┌──
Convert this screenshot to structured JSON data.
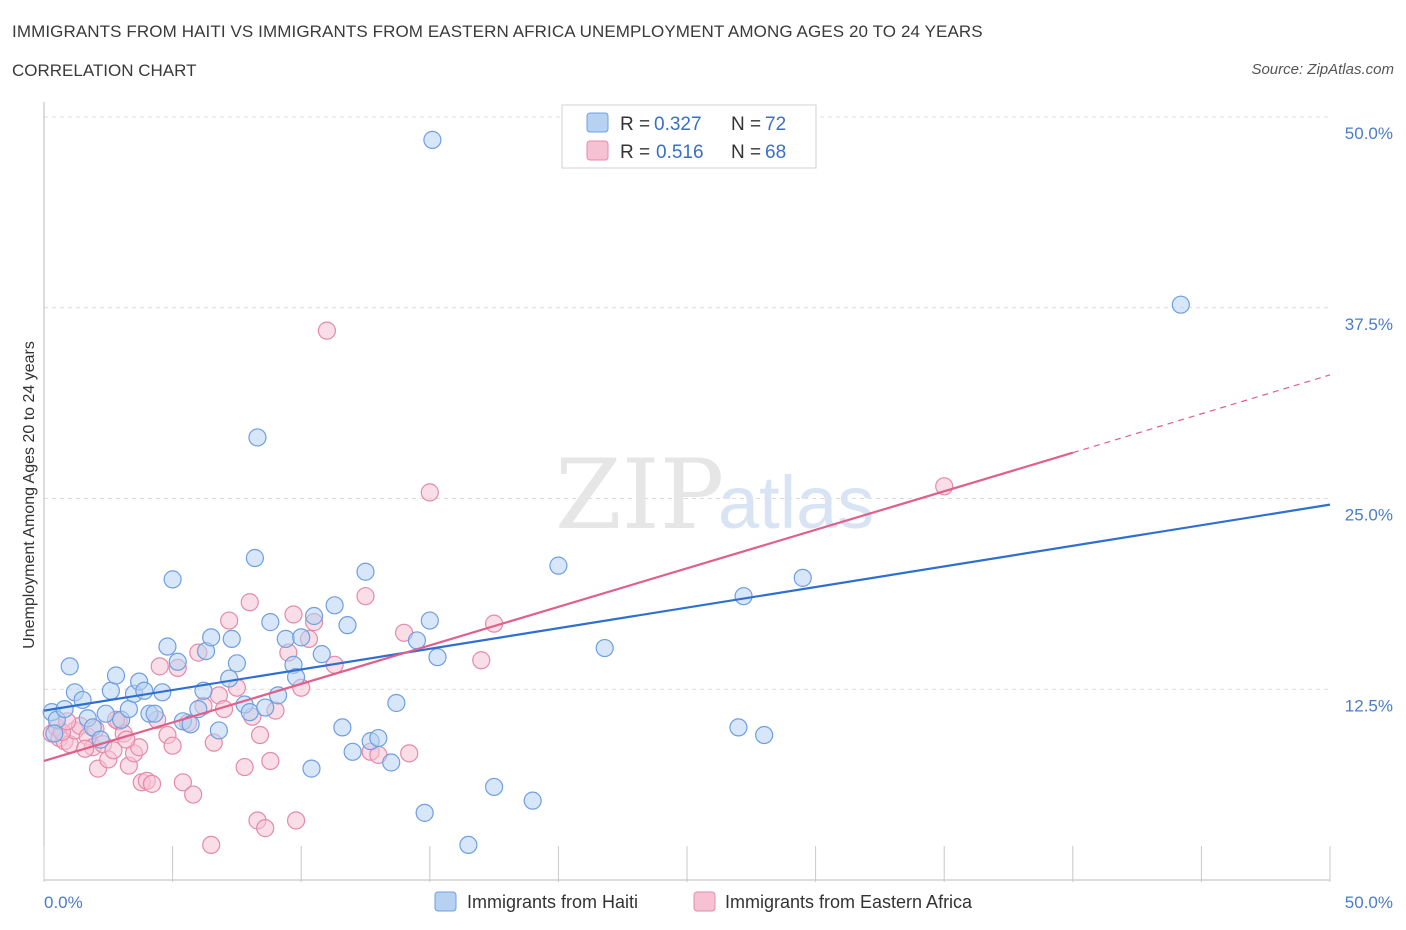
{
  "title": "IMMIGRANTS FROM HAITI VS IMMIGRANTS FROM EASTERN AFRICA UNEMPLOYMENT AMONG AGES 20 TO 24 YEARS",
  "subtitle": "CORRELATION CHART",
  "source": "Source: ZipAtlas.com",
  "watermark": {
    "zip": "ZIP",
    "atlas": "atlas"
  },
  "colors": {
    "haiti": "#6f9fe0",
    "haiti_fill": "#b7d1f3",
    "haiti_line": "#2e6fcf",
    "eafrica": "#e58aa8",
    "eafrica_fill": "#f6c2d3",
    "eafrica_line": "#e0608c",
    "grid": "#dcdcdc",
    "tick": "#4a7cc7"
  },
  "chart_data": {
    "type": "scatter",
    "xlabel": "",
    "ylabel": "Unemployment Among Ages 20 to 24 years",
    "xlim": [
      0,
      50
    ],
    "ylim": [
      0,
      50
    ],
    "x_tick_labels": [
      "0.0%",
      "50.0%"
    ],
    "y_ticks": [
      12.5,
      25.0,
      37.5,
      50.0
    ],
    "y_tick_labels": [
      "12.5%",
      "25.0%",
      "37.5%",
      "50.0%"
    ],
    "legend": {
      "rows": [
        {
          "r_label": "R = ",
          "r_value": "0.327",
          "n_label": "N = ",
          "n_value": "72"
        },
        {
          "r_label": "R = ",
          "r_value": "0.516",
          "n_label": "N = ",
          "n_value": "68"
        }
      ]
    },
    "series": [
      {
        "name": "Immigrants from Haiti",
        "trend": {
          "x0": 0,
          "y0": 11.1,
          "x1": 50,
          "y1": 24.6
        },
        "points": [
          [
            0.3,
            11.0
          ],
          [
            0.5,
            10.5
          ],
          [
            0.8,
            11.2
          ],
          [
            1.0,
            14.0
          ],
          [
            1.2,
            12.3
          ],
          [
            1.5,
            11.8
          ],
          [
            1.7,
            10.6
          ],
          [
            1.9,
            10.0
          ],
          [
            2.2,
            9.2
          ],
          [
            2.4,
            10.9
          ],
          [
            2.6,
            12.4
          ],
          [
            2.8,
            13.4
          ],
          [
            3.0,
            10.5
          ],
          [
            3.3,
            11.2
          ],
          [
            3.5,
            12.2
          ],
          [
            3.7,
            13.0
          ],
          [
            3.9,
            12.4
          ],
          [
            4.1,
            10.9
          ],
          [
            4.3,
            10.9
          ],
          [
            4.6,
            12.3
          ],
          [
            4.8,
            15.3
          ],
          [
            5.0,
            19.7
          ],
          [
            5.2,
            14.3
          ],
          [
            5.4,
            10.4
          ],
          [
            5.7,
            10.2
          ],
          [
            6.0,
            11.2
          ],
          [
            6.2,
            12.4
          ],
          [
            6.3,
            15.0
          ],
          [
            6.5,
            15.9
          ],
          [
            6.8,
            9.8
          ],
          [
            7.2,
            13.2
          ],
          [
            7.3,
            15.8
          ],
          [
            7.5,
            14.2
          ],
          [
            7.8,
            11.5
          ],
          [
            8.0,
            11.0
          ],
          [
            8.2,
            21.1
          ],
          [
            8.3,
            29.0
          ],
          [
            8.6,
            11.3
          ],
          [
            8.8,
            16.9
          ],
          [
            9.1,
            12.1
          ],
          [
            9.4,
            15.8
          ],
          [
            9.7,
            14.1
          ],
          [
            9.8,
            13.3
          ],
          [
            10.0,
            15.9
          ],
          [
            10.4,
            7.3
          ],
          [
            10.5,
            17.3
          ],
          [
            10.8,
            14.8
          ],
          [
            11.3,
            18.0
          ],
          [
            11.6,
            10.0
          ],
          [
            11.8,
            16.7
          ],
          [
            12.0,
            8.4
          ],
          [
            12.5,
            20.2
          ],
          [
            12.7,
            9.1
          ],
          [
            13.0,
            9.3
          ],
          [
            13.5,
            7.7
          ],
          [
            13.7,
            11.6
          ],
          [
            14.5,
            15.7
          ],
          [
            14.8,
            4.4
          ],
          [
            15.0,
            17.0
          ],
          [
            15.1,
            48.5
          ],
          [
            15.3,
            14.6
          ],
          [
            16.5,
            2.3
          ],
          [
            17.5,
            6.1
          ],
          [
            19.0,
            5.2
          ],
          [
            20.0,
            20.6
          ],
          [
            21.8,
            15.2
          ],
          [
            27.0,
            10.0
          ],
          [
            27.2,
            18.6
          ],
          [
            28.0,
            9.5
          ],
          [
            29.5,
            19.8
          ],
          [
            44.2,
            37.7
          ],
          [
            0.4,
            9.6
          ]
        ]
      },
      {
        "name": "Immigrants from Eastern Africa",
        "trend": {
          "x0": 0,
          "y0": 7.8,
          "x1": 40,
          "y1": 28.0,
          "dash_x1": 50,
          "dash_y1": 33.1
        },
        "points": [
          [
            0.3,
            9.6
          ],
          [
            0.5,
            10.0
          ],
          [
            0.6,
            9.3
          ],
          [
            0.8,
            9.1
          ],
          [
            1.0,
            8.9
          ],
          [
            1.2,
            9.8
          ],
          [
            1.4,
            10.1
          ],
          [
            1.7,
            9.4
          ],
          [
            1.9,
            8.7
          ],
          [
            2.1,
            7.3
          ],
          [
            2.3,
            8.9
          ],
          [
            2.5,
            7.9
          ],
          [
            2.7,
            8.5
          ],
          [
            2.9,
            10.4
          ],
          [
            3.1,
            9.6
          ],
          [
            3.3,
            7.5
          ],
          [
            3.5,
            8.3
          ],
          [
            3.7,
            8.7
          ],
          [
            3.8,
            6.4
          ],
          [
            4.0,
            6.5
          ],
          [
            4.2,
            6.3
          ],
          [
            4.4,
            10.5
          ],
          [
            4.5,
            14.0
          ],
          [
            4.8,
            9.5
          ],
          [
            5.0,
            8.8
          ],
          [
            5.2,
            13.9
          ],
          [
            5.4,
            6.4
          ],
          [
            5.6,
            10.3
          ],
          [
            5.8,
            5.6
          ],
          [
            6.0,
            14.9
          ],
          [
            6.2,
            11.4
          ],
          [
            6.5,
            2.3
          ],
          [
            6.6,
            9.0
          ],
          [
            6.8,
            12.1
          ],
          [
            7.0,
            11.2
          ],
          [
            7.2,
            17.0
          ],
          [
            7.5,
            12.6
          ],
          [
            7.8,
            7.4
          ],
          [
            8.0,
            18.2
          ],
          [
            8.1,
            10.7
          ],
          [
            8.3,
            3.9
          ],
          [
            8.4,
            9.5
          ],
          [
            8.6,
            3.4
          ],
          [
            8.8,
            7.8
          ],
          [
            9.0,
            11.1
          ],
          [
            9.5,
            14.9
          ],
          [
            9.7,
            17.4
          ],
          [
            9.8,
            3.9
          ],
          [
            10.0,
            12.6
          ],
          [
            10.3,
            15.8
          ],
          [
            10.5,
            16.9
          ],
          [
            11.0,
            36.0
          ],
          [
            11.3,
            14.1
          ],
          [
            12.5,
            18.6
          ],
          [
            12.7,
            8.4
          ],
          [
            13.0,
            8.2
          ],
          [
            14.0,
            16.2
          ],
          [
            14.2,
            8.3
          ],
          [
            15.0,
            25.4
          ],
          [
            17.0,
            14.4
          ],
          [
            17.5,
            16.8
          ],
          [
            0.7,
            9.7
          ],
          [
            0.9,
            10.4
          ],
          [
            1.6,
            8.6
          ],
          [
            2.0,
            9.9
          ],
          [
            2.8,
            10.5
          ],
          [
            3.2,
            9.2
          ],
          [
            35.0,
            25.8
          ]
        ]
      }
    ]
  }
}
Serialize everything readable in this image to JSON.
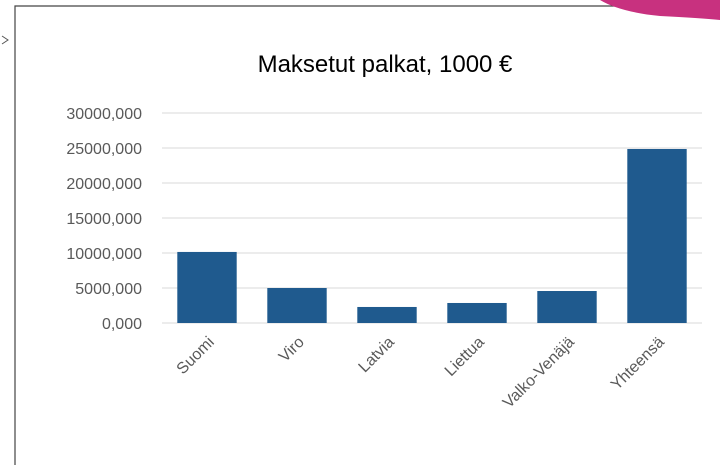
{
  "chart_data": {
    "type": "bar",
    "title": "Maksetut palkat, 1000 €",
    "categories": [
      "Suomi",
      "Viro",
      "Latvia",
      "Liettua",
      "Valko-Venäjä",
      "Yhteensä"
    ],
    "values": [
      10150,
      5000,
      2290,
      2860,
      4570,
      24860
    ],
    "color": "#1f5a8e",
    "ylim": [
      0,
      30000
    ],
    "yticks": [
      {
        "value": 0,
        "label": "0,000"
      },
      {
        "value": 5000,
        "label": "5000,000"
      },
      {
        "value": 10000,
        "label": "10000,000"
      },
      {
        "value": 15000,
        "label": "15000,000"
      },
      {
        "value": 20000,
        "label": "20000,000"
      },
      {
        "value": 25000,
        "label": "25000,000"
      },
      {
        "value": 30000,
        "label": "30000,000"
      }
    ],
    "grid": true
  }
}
└──
== Given request ==
Extract exactly the lines above from the line containing "Serialize everything readable" through the last one, both ends included, but not the pictures.

== Response ==
Serialize everything readable in this image to JSON.
{
  "chart_data": {
    "type": "bar",
    "title": "Maksetut palkat, 1000 €",
    "categories": [
      "Suomi",
      "Viro",
      "Latvia",
      "Liettua",
      "Valko-Venäjä",
      "Yhteensä"
    ],
    "values": [
      10150,
      5000,
      2290,
      2860,
      4570,
      24860
    ],
    "color": "#1f5a8e",
    "ylim": [
      0,
      30000
    ],
    "yticks": [
      {
        "value": 0,
        "label": "0,000"
      },
      {
        "value": 5000,
        "label": "5000,000"
      },
      {
        "value": 10000,
        "label": "10000,000"
      },
      {
        "value": 15000,
        "label": "15000,000"
      },
      {
        "value": 20000,
        "label": "20000,000"
      },
      {
        "value": 25000,
        "label": "25000,000"
      },
      {
        "value": 30000,
        "label": "30000,000"
      }
    ],
    "grid": true
  }
}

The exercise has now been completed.